▶ **Goal**:
Establish how many lines in the material include the string "series" and report it as a lone number.

▶ **The input**:
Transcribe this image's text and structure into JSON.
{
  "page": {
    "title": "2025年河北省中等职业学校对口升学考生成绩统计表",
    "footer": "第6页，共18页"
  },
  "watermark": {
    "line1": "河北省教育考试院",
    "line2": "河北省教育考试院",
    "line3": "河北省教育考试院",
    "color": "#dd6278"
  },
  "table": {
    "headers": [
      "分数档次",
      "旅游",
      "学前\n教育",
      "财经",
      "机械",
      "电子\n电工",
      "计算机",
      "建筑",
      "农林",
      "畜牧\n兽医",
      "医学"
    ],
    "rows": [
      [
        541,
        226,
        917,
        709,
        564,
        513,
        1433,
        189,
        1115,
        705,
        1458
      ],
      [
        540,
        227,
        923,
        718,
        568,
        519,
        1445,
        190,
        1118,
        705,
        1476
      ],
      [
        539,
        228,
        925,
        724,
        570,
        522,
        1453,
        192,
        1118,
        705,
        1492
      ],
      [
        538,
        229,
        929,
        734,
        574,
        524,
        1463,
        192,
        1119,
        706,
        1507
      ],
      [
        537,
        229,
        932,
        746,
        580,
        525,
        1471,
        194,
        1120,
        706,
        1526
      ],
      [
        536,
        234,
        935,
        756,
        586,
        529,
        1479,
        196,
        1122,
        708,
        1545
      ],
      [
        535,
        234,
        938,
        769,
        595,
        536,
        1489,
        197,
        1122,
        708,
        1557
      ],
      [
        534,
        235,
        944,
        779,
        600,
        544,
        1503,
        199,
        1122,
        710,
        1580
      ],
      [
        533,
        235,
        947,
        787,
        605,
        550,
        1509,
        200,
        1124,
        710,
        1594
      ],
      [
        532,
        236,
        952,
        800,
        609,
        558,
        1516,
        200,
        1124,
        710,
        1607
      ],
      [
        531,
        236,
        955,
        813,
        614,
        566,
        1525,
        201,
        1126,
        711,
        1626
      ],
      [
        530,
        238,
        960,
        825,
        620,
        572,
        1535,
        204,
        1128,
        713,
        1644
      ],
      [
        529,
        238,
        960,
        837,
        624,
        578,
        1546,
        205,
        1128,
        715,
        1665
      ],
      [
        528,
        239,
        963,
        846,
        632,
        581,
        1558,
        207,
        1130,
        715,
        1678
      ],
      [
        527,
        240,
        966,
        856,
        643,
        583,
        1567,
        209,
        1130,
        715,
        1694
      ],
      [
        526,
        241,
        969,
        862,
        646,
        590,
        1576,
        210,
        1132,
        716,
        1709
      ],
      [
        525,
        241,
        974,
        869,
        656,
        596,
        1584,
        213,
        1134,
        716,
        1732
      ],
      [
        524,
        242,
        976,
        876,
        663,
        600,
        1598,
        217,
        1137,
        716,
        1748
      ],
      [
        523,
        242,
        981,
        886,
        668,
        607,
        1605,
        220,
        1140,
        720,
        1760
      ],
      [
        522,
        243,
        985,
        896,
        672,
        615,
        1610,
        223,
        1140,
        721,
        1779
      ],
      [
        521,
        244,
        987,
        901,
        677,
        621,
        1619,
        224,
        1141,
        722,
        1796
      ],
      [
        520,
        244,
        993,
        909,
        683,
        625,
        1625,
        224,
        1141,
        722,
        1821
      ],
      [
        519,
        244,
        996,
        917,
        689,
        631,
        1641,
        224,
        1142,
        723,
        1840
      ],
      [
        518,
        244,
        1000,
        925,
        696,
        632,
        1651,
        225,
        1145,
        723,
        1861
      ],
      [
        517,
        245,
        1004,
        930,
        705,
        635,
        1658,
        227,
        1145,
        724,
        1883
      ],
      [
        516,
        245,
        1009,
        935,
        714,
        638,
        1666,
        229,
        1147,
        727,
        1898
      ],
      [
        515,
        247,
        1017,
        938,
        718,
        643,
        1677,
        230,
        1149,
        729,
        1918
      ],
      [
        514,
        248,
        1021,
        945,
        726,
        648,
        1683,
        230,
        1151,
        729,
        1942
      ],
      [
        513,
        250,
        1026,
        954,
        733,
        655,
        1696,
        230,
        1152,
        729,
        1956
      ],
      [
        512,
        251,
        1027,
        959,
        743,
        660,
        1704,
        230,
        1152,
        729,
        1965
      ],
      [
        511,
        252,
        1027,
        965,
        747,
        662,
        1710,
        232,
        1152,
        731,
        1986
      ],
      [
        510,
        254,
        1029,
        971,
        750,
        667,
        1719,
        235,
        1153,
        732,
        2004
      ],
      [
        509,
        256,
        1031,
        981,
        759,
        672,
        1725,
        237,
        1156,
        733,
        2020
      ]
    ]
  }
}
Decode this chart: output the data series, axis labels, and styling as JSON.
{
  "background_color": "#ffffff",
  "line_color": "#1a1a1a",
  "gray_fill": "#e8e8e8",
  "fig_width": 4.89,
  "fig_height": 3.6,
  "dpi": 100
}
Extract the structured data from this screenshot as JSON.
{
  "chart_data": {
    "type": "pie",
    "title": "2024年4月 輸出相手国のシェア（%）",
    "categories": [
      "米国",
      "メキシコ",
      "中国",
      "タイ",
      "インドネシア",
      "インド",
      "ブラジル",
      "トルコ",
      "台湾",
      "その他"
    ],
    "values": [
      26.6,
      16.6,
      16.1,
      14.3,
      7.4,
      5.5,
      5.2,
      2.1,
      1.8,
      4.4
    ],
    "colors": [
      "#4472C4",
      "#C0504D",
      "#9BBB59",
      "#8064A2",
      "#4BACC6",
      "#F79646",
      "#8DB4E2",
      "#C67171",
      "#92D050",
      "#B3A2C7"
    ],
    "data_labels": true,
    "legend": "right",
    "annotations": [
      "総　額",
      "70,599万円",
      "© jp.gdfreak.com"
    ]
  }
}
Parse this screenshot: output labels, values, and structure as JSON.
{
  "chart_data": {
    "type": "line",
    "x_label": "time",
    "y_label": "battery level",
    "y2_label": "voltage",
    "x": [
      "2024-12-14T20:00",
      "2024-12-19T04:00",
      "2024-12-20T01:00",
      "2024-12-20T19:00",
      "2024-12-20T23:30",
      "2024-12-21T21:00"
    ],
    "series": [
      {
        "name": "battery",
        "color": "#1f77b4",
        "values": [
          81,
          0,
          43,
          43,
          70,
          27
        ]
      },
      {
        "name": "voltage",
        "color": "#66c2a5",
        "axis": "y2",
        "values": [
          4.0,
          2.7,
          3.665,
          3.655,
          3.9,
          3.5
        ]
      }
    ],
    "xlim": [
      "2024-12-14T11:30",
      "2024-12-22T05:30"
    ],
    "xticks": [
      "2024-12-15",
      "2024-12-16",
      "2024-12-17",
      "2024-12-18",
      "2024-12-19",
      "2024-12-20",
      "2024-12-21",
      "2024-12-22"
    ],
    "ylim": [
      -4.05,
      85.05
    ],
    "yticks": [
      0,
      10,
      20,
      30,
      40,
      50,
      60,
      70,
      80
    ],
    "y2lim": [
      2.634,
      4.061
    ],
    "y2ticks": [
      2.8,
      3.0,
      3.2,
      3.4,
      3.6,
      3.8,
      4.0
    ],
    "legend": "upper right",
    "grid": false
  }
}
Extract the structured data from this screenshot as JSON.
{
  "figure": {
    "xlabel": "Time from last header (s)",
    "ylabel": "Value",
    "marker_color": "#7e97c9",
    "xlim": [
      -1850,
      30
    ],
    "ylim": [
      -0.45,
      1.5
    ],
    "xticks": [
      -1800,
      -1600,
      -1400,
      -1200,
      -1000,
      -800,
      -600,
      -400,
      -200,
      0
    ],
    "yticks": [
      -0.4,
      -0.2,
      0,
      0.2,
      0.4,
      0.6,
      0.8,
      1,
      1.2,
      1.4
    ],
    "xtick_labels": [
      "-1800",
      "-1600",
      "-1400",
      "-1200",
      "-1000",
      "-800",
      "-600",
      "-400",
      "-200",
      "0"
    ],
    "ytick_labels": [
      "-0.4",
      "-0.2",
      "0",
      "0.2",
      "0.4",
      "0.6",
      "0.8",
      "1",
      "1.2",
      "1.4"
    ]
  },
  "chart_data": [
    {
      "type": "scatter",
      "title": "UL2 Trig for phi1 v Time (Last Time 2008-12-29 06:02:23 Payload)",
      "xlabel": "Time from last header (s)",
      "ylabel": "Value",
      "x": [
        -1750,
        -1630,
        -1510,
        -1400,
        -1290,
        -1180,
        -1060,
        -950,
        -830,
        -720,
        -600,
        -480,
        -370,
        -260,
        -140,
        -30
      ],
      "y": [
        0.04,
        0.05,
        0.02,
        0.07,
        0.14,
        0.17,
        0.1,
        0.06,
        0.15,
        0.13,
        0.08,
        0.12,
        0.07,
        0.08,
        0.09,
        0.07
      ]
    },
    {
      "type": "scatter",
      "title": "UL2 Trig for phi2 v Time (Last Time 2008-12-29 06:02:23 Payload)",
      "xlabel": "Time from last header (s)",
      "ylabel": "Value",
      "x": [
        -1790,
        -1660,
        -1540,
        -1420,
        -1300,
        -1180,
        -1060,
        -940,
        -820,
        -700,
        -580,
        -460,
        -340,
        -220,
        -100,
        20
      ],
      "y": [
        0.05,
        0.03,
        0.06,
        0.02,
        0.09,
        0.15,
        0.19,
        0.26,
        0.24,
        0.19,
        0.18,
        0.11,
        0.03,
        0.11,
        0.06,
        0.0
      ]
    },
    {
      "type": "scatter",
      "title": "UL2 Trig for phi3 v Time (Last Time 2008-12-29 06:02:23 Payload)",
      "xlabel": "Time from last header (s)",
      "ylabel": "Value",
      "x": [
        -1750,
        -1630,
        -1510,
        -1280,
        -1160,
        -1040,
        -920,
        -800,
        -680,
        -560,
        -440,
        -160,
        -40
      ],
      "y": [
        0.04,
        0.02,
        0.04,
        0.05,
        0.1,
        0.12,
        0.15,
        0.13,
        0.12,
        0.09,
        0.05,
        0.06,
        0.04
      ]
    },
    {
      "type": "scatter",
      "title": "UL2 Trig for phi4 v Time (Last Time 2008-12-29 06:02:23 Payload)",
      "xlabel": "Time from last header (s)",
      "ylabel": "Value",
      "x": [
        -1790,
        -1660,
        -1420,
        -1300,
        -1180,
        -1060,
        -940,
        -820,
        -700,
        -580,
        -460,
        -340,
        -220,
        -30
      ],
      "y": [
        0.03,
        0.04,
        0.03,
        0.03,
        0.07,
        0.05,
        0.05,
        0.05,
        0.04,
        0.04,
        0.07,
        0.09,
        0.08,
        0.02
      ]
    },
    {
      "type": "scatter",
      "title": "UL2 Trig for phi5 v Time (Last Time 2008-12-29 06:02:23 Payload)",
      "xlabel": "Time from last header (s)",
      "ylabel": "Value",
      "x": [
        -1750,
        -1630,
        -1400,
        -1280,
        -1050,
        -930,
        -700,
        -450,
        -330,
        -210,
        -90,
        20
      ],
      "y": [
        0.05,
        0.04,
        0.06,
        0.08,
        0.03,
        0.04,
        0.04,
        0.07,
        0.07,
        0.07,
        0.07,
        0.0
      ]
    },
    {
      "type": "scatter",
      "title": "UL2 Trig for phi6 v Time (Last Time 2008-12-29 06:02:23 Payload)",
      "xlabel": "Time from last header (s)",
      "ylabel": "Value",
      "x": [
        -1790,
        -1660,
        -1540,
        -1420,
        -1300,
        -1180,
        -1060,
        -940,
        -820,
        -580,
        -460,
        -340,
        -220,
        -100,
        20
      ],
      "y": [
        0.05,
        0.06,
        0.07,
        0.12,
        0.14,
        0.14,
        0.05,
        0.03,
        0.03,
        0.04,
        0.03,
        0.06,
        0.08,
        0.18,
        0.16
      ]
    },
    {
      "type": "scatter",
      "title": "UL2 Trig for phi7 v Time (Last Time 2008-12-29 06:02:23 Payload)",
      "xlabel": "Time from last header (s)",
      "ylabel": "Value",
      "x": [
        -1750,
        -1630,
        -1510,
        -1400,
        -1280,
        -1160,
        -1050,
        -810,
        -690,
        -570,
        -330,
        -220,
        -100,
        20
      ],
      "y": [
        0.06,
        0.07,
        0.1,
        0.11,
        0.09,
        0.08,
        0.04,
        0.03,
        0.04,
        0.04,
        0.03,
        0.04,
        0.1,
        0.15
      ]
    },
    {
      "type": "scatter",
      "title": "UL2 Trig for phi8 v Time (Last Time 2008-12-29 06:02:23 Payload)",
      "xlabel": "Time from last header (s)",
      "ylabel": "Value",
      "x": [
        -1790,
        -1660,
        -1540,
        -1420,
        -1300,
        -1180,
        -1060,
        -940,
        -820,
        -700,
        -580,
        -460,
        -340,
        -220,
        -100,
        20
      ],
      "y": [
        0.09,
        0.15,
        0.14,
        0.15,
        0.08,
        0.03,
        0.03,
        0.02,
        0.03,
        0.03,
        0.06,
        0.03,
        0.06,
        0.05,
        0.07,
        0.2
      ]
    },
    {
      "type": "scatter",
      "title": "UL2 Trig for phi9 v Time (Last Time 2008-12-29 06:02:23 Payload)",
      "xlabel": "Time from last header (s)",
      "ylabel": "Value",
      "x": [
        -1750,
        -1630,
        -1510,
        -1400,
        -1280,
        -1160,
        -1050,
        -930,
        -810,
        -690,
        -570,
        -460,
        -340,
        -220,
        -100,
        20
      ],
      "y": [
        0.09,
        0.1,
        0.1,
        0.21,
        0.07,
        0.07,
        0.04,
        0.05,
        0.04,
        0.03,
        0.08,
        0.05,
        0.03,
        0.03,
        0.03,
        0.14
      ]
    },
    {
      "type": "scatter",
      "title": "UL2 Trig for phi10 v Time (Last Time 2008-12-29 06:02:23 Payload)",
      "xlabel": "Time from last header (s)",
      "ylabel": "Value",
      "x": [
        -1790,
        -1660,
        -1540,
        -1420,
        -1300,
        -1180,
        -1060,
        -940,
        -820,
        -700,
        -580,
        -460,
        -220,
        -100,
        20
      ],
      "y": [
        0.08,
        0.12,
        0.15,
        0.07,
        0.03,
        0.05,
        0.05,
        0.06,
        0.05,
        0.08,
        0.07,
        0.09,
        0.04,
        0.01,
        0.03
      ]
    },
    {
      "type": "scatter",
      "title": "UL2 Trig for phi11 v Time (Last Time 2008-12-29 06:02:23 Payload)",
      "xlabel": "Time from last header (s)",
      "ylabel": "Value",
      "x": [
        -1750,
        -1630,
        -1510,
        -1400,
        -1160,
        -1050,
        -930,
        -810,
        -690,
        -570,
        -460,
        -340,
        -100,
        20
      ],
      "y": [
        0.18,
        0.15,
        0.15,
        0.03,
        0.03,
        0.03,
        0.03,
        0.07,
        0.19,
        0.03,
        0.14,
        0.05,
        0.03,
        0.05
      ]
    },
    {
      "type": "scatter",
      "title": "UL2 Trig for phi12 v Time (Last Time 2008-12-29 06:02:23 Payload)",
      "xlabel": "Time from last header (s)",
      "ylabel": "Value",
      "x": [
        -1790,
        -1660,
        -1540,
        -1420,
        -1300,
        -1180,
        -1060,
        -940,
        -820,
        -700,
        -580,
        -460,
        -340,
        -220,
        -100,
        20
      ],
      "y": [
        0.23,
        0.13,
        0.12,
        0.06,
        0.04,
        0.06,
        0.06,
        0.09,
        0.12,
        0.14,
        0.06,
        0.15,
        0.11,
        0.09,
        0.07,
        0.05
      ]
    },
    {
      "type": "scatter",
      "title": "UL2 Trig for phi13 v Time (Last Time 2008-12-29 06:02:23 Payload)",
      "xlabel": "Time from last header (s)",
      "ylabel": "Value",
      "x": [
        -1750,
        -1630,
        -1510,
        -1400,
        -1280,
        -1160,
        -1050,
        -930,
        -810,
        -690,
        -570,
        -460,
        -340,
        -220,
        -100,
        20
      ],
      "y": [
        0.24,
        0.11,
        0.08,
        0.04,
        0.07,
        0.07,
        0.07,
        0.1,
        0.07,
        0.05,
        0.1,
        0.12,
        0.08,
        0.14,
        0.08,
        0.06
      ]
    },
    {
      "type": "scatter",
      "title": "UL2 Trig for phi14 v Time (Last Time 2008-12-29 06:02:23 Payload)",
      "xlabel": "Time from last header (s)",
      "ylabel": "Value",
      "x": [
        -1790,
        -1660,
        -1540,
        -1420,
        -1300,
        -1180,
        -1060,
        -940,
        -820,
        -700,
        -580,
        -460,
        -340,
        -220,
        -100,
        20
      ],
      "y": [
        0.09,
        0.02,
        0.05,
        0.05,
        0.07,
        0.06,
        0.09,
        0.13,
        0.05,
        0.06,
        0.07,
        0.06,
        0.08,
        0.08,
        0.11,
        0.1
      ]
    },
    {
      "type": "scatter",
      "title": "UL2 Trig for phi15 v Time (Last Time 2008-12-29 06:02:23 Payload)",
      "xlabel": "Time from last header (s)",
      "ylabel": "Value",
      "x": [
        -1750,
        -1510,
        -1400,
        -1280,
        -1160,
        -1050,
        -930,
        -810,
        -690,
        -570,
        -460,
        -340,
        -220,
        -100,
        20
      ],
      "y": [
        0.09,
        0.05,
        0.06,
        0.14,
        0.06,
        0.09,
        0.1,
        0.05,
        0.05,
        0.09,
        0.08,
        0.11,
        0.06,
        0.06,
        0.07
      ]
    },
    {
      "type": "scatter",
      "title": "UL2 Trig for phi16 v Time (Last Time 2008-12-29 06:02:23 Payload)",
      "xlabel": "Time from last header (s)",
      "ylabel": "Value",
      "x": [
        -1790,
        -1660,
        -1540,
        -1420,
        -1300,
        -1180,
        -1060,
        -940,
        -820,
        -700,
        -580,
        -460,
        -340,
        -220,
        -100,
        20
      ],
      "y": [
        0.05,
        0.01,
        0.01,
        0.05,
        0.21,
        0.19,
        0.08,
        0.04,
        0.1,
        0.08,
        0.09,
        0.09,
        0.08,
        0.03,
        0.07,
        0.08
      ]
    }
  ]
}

▶ **Answer to the exercise**:
2